_REQUIRED TASK:_
Locate each line below that includes "النيسابورى" and reproduce it.

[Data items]

§ §

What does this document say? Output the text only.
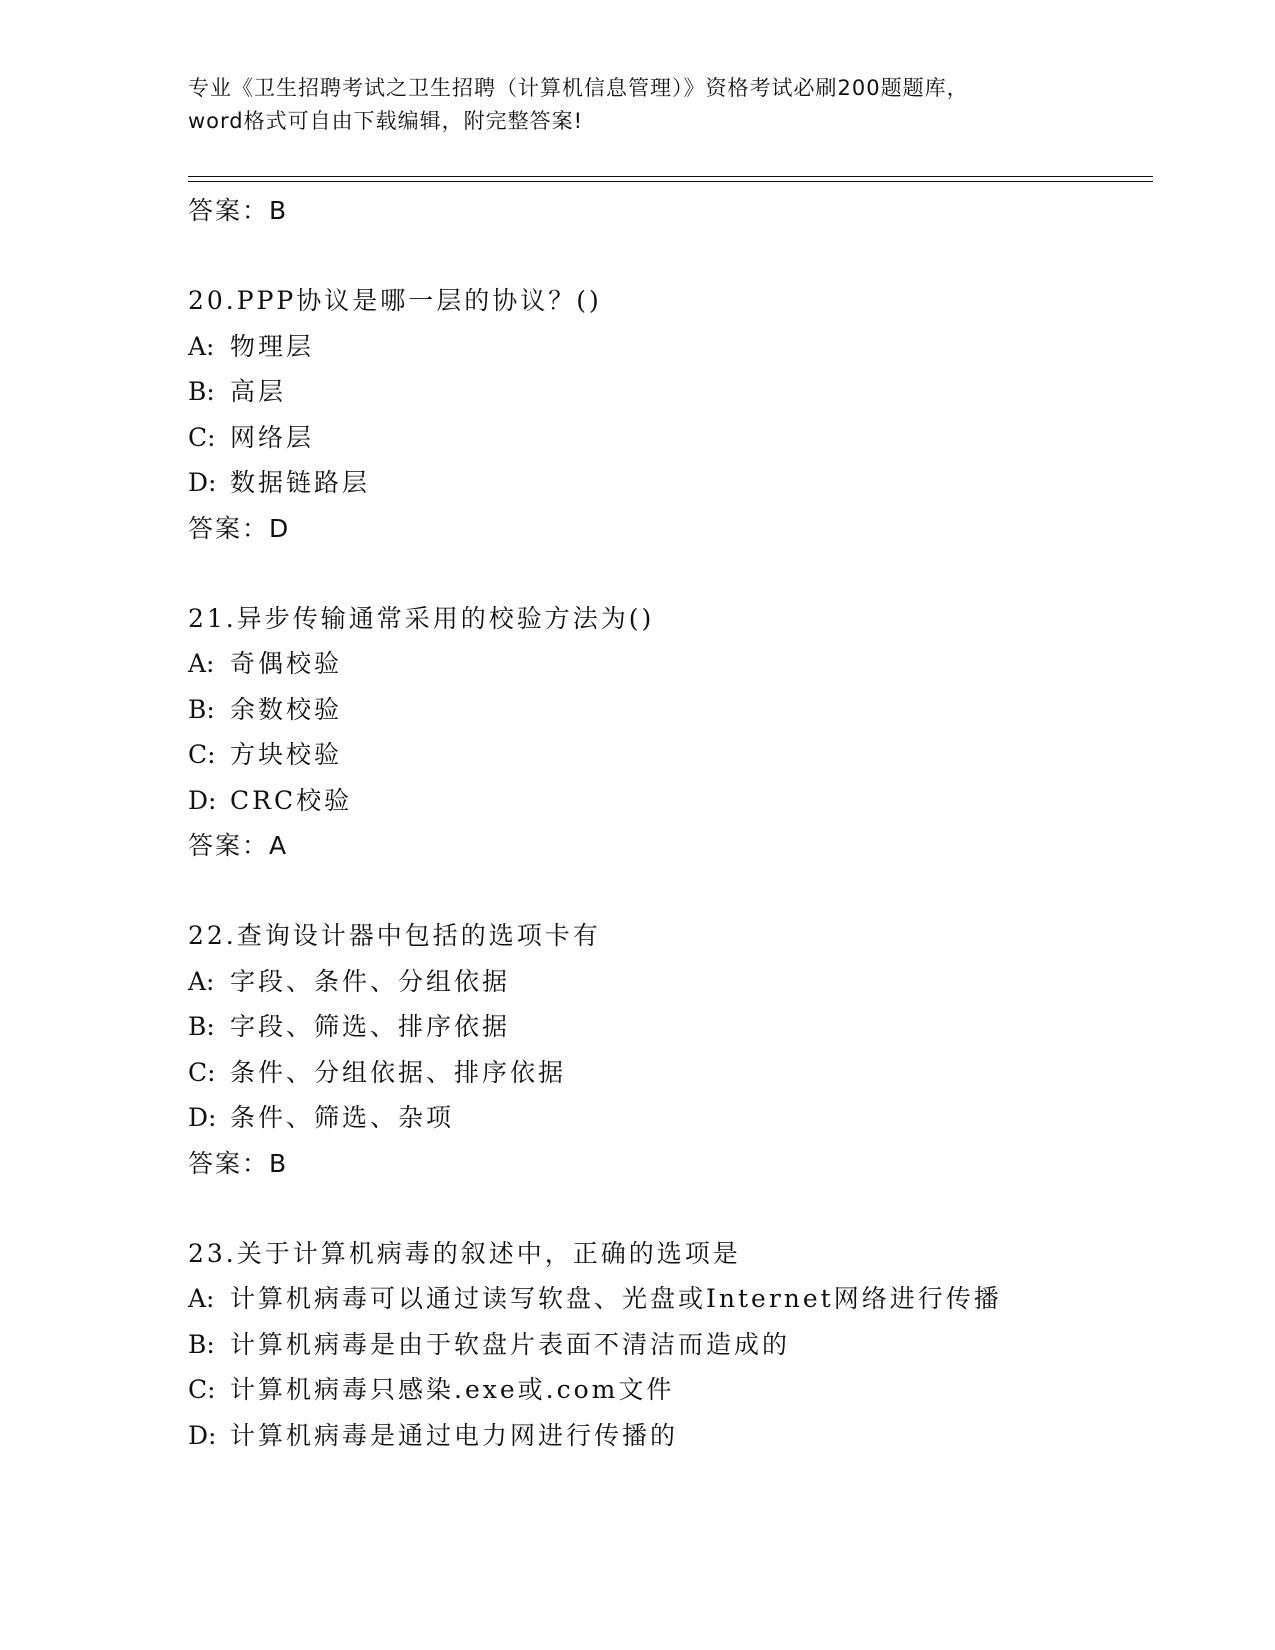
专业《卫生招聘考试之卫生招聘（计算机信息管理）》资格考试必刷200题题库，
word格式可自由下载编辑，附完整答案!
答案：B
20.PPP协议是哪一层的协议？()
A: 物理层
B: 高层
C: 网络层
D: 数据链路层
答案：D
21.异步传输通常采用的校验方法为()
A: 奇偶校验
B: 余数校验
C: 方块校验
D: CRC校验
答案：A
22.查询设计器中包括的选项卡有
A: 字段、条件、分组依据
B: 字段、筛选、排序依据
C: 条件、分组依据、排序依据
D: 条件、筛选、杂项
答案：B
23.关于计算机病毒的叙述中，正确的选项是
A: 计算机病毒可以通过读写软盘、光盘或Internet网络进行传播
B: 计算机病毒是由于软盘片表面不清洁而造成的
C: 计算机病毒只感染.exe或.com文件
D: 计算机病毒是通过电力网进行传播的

§ §

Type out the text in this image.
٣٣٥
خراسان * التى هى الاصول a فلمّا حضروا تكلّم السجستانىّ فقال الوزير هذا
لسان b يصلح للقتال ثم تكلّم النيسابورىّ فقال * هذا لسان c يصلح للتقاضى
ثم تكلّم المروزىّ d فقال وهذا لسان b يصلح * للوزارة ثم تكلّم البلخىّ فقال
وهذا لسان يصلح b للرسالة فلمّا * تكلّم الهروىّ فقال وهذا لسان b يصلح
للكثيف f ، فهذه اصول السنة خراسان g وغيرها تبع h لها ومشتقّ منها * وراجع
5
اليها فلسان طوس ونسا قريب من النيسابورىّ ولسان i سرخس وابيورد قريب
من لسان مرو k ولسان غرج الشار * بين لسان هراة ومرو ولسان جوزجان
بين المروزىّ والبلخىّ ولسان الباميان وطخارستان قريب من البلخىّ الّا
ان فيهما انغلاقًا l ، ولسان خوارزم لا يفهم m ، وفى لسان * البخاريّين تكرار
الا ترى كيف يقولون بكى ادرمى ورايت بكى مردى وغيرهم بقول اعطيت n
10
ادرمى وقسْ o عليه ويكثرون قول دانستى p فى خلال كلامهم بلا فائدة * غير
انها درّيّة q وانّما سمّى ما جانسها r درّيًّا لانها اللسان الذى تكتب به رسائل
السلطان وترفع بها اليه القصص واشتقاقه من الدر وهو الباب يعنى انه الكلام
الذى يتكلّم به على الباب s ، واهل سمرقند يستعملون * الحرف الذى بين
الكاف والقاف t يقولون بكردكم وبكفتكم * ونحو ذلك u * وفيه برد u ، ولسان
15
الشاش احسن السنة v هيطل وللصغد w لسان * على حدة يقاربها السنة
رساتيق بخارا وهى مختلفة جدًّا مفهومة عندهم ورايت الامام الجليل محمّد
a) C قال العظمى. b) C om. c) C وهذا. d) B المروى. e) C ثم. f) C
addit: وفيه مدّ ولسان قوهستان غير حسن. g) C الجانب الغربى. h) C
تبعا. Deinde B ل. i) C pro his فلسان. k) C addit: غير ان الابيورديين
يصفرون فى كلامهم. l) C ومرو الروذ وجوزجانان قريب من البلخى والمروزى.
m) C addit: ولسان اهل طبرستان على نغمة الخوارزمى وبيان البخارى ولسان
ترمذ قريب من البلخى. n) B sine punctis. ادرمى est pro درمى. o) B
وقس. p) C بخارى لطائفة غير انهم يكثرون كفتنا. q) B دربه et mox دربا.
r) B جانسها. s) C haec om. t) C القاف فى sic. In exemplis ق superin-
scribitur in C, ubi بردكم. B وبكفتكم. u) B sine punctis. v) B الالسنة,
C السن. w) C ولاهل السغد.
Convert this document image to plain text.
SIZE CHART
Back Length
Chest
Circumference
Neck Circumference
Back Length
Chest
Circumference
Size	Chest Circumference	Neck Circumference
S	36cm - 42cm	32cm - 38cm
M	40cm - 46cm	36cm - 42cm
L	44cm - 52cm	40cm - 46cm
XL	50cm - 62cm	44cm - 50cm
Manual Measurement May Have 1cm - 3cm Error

§ §

_EXERCISE ANSWER:_
لسان b يصلح للقتال ثم تكلّم النيسابورىّ فقال * هذا لسان c يصلح للتقاضى
اليها فلسان طوس ونسا قريب من النيسابورىّ ولسان i سرخس وابيورد قريب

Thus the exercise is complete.